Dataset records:

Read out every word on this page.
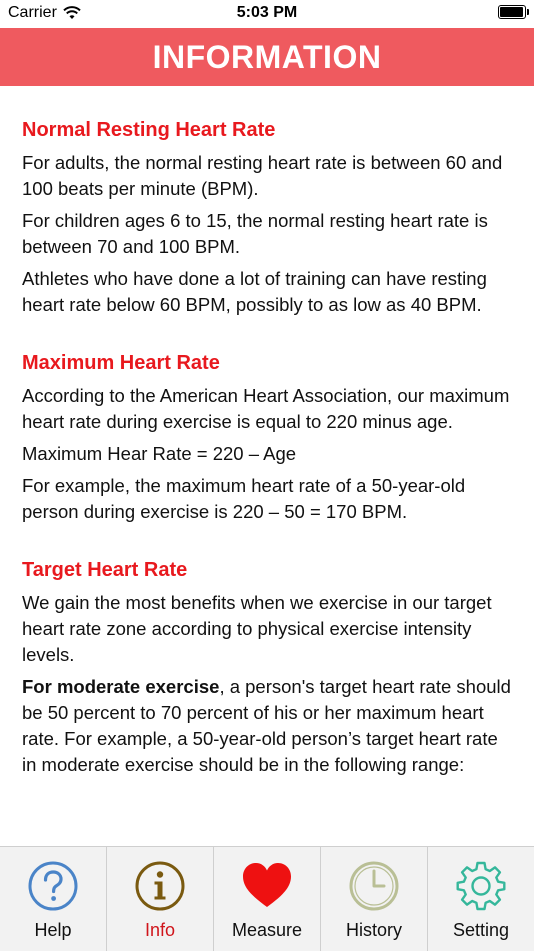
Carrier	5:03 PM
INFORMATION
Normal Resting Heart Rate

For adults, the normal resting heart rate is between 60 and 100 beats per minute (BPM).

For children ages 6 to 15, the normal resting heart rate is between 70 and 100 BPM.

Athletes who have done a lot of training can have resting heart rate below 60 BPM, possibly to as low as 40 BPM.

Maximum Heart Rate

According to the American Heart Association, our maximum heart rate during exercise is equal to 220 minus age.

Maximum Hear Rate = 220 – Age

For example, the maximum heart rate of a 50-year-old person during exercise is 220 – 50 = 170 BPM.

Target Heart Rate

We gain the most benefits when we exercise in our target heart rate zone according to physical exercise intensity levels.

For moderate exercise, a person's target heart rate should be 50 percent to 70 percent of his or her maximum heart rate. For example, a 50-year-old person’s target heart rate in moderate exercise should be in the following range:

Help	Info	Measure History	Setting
--
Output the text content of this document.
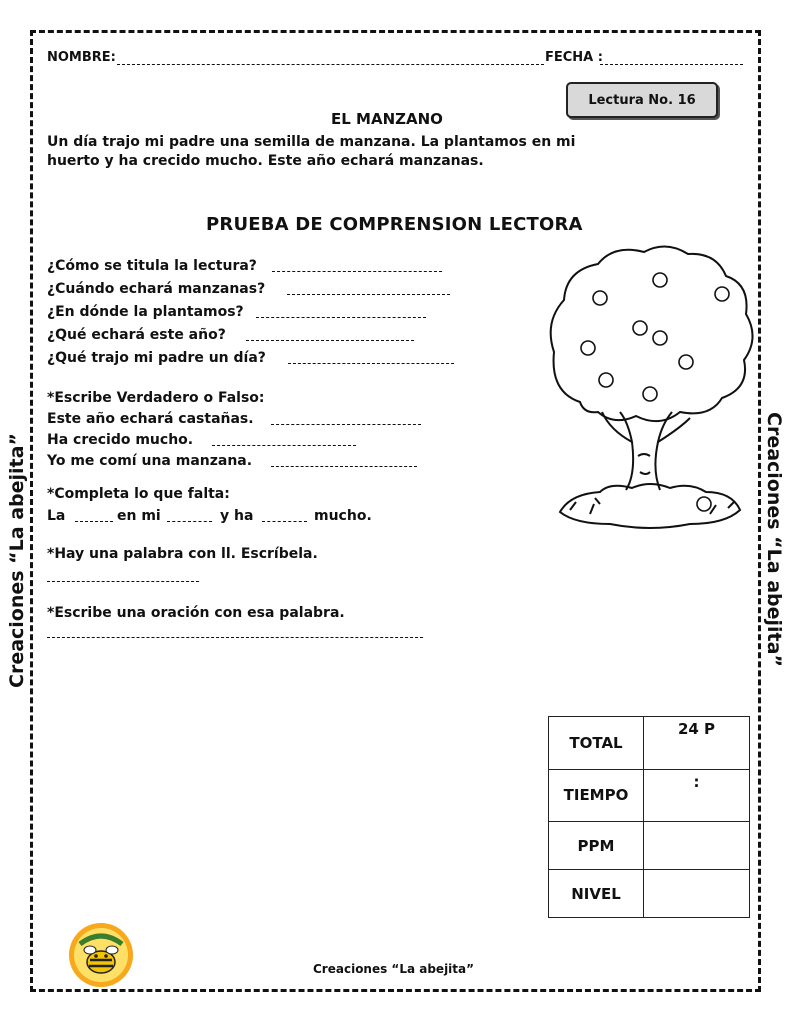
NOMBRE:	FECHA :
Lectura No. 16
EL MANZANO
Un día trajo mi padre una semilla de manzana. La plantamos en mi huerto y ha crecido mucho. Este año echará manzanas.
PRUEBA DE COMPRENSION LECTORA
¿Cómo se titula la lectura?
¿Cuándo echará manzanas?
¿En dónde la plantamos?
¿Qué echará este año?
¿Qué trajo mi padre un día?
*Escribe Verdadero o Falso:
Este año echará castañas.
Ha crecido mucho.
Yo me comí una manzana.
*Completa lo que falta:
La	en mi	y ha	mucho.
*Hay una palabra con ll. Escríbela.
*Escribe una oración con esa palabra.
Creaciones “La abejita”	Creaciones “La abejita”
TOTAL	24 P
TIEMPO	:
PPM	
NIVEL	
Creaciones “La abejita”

[Directions for this task]
Take every line above carrying "Creaciones" and return it.

[The answer]
Creaciones “La abejita”	Creaciones “La abejita”
Creaciones “La abejita”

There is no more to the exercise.